* Selection *
Finally I re-extracted from raw file bytes at the decoded table offset to make sure the recovered flag came straight from the challenge artifact, not from any decompiler artifact.

# extract_flag.py
from pathlib import Path

p = Path("/home/rei/Downloads/chall").read_bytes()
enc = p[0x47BC8:0x47BC8 + 35]
flag = bytes((b ^ ((i * 7) & 0xFF) ^ 0xA5) & 0xFF for i, b in enumerate(enc))
print(flag.decode())

from pathlib import Path
p=Path('/home/rei/Downloads/chall').read_bytes()
enc=p[0x47bc8:0x47bc8+35]
flag=bytes((b ^ ((i*7)&0xff) ^ 0xa5) & 0xff for i,b in enumerate(enc))
print(flag.decode())

EH4X{y0u_gu3ss3d_th4t_r1sc_cr4ckm3}

Solution#

# solve.py
from pathlib import Path


def decode_flag(binary_path: str) -> str:
    data = Path(binary_path).read_bytes()
    enc = data[0x47BC8:0x47BC8 + 35]
    out = bytes((b ^ ((i * 7) & 0xFF) ^ 0xA5) & 0xFF for i, b in enumerate(enc))
    return out.decode()


if __name__ == "__main__":
    print(decode_flag("chall"))

python3.12 solve.py

EH4X{y0u_gu3ss3d_th4t_r1sc_cr4ckm3}

* Data block *
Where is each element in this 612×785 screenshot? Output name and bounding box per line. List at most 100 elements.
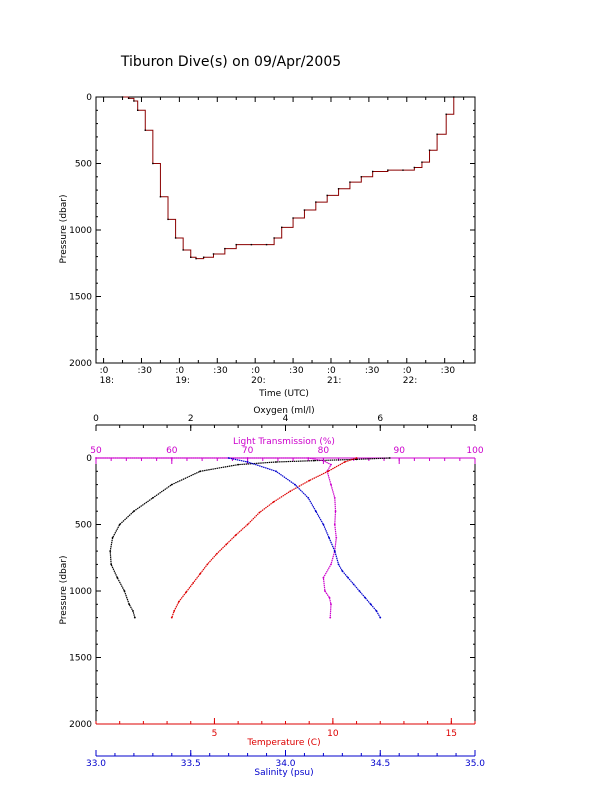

* Requirements *
Reproduce the write-up between "enc = p[0x47BC8:0x47BC8" and "p=Path('/home/rei/Downloads/chall').read_bytes()", inclusive, swapping "enc" for "encoded" throughout.

* Solution to the exercise *
encoded = p[0x47BC8:0x47BC8 + 35]
flag = bytes((b ^ ((i * 7) & 0xFF) ^ 0xA5) & 0xFF for i, b in enumerate(encoded))
print(flag.decode())

from pathlib import Path
p=Path('/home/rei/Downloads/chall').read_bytes()